**TO DO:** Every record must be transcribed in its entirety, apart from the images, which are to be omitted.

Figure record listings:
——

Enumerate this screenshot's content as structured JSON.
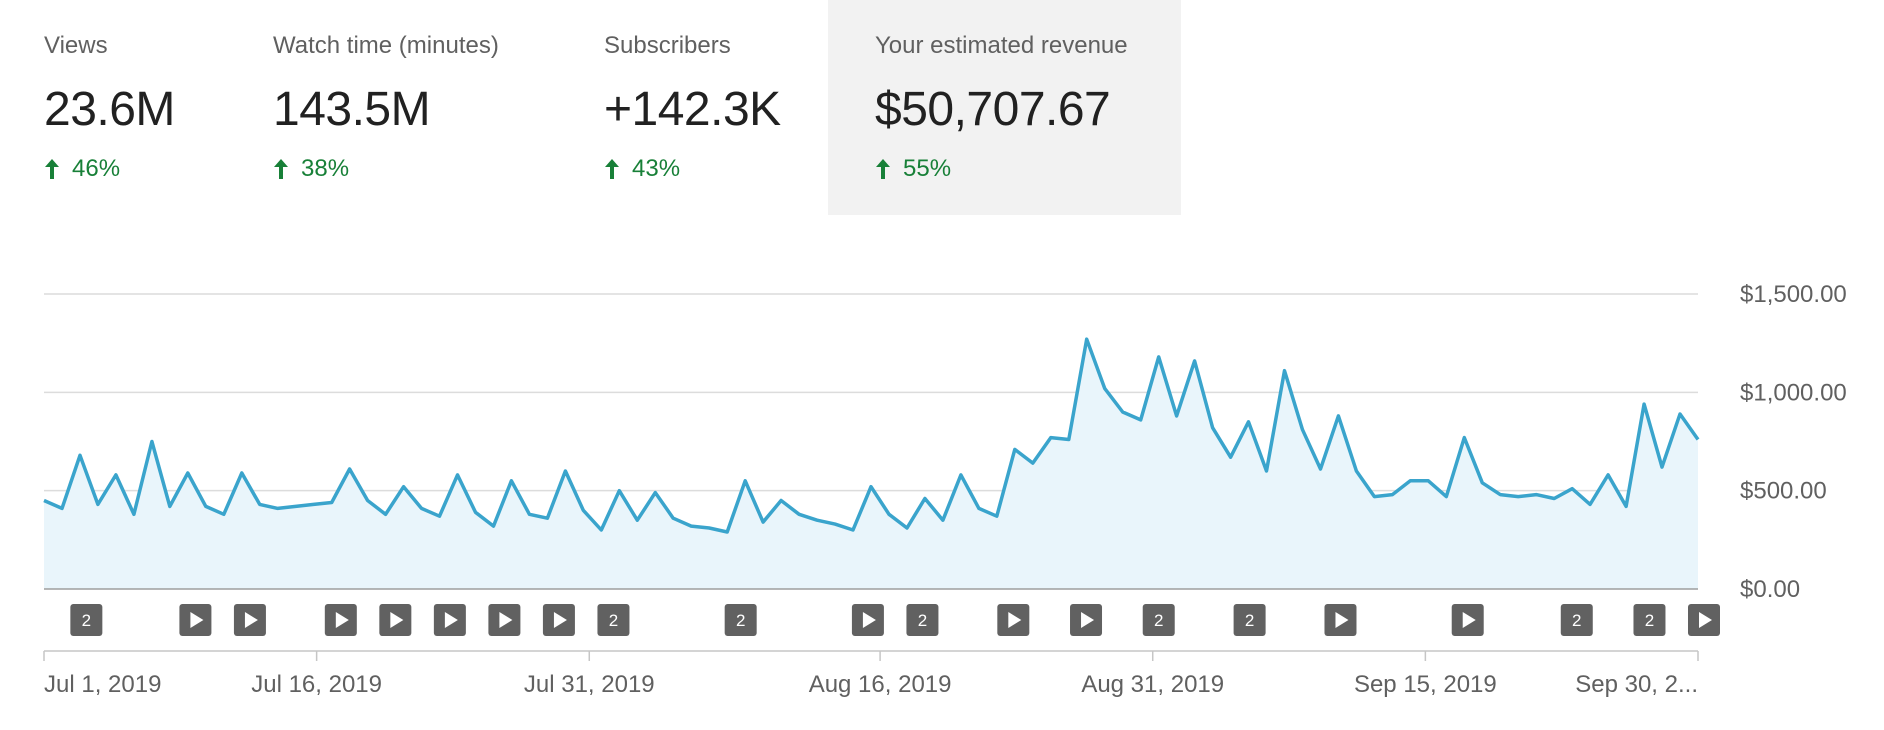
{
  "metrics": [
    {
      "label": "Views",
      "value": "23.6M",
      "change": "46%",
      "selected": false
    },
    {
      "label": "Watch time (minutes)",
      "value": "143.5M",
      "change": "38%",
      "selected": false
    },
    {
      "label": "Subscribers",
      "value": "+142.3K",
      "change": "43%",
      "selected": false
    },
    {
      "label": "Your estimated revenue",
      "value": "$50,707.67",
      "change": "55%",
      "selected": true
    }
  ],
  "colors": {
    "line": "#3aa4cc",
    "area": "#e9f5fb",
    "positive": "#188038",
    "marker": "#616161",
    "selected_bg": "#f2f2f2"
  },
  "chart_data": {
    "type": "area",
    "ylim": [
      0,
      1500
    ],
    "y_ticks": [
      "$0.00",
      "$500.00",
      "$1,000.00",
      "$1,500.00"
    ],
    "y_tick_values": [
      0,
      500,
      1000,
      1500
    ],
    "x_ticks": [
      "Jul 1, 2019",
      "Jul 16, 2019",
      "Jul 31, 2019",
      "Aug 16, 2019",
      "Aug 31, 2019",
      "Sep 15, 2019",
      "Sep 30, 2..."
    ],
    "x_tick_days": [
      0,
      15,
      30,
      46,
      61,
      76,
      91
    ],
    "x_range_days": [
      0,
      91
    ],
    "grid": true,
    "values": [
      450,
      410,
      680,
      430,
      580,
      380,
      750,
      420,
      590,
      420,
      380,
      590,
      430,
      410,
      420,
      430,
      440,
      610,
      450,
      380,
      520,
      410,
      370,
      580,
      390,
      320,
      550,
      380,
      360,
      600,
      400,
      300,
      500,
      350,
      490,
      360,
      320,
      310,
      290,
      550,
      340,
      450,
      380,
      350,
      330,
      300,
      520,
      380,
      310,
      460,
      350,
      580,
      410,
      370,
      710,
      640,
      770,
      760,
      1270,
      1020,
      900,
      860,
      1180,
      880,
      1160,
      820,
      670,
      850,
      600,
      1110,
      810,
      610,
      880,
      600,
      470,
      480,
      550,
      550,
      470,
      770,
      540,
      480,
      470,
      480,
      460,
      510,
      430,
      580,
      420,
      940,
      620,
      890,
      760
    ],
    "markers": [
      {
        "day": 2,
        "label": "2"
      },
      {
        "day": 8,
        "label": ""
      },
      {
        "day": 11,
        "label": ""
      },
      {
        "day": 16,
        "label": ""
      },
      {
        "day": 19,
        "label": ""
      },
      {
        "day": 22,
        "label": ""
      },
      {
        "day": 25,
        "label": ""
      },
      {
        "day": 28,
        "label": ""
      },
      {
        "day": 31,
        "label": "2"
      },
      {
        "day": 38,
        "label": "2"
      },
      {
        "day": 45,
        "label": ""
      },
      {
        "day": 48,
        "label": "2"
      },
      {
        "day": 53,
        "label": ""
      },
      {
        "day": 57,
        "label": ""
      },
      {
        "day": 61,
        "label": "2"
      },
      {
        "day": 66,
        "label": "2"
      },
      {
        "day": 71,
        "label": ""
      },
      {
        "day": 78,
        "label": ""
      },
      {
        "day": 84,
        "label": "2"
      },
      {
        "day": 88,
        "label": "2"
      },
      {
        "day": 91,
        "label": ""
      }
    ]
  }
}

——

**SOLUTION FOR THIS TASK:**
Enumerate this screenshot's content as structured JSON.
{
  "metrics": [
    {
      "label": "Views",
      "value": "23.6M",
      "change": "46%",
      "selected": false
    },
    {
      "label": "Watch time (minutes)",
      "value": "143.5M",
      "change": "38%",
      "selected": false
    },
    {
      "label": "Subscribers",
      "value": "+142.3K",
      "change": "43%",
      "selected": false
    },
    {
      "label": "Your estimated revenue",
      "value": "$50,707.67",
      "change": "55%",
      "selected": true
    }
  ],
  "colors": {
    "line": "#3aa4cc",
    "area": "#e9f5fb",
    "positive": "#188038",
    "marker": "#616161",
    "selected_bg": "#f2f2f2"
  },
  "chart_data": {
    "type": "area",
    "ylim": [
      0,
      1500
    ],
    "y_ticks": [
      "$0.00",
      "$500.00",
      "$1,000.00",
      "$1,500.00"
    ],
    "y_tick_values": [
      0,
      500,
      1000,
      1500
    ],
    "x_ticks": [
      "Jul 1, 2019",
      "Jul 16, 2019",
      "Jul 31, 2019",
      "Aug 16, 2019",
      "Aug 31, 2019",
      "Sep 15, 2019",
      "Sep 30, 2..."
    ],
    "x_tick_days": [
      0,
      15,
      30,
      46,
      61,
      76,
      91
    ],
    "x_range_days": [
      0,
      91
    ],
    "grid": true,
    "values": [
      450,
      410,
      680,
      430,
      580,
      380,
      750,
      420,
      590,
      420,
      380,
      590,
      430,
      410,
      420,
      430,
      440,
      610,
      450,
      380,
      520,
      410,
      370,
      580,
      390,
      320,
      550,
      380,
      360,
      600,
      400,
      300,
      500,
      350,
      490,
      360,
      320,
      310,
      290,
      550,
      340,
      450,
      380,
      350,
      330,
      300,
      520,
      380,
      310,
      460,
      350,
      580,
      410,
      370,
      710,
      640,
      770,
      760,
      1270,
      1020,
      900,
      860,
      1180,
      880,
      1160,
      820,
      670,
      850,
      600,
      1110,
      810,
      610,
      880,
      600,
      470,
      480,
      550,
      550,
      470,
      770,
      540,
      480,
      470,
      480,
      460,
      510,
      430,
      580,
      420,
      940,
      620,
      890,
      760
    ],
    "markers": [
      {
        "day": 2,
        "label": "2"
      },
      {
        "day": 8,
        "label": ""
      },
      {
        "day": 11,
        "label": ""
      },
      {
        "day": 16,
        "label": ""
      },
      {
        "day": 19,
        "label": ""
      },
      {
        "day": 22,
        "label": ""
      },
      {
        "day": 25,
        "label": ""
      },
      {
        "day": 28,
        "label": ""
      },
      {
        "day": 31,
        "label": "2"
      },
      {
        "day": 38,
        "label": "2"
      },
      {
        "day": 45,
        "label": ""
      },
      {
        "day": 48,
        "label": "2"
      },
      {
        "day": 53,
        "label": ""
      },
      {
        "day": 57,
        "label": ""
      },
      {
        "day": 61,
        "label": "2"
      },
      {
        "day": 66,
        "label": "2"
      },
      {
        "day": 71,
        "label": ""
      },
      {
        "day": 78,
        "label": ""
      },
      {
        "day": 84,
        "label": "2"
      },
      {
        "day": 88,
        "label": "2"
      },
      {
        "day": 91,
        "label": ""
      }
    ]
  }
}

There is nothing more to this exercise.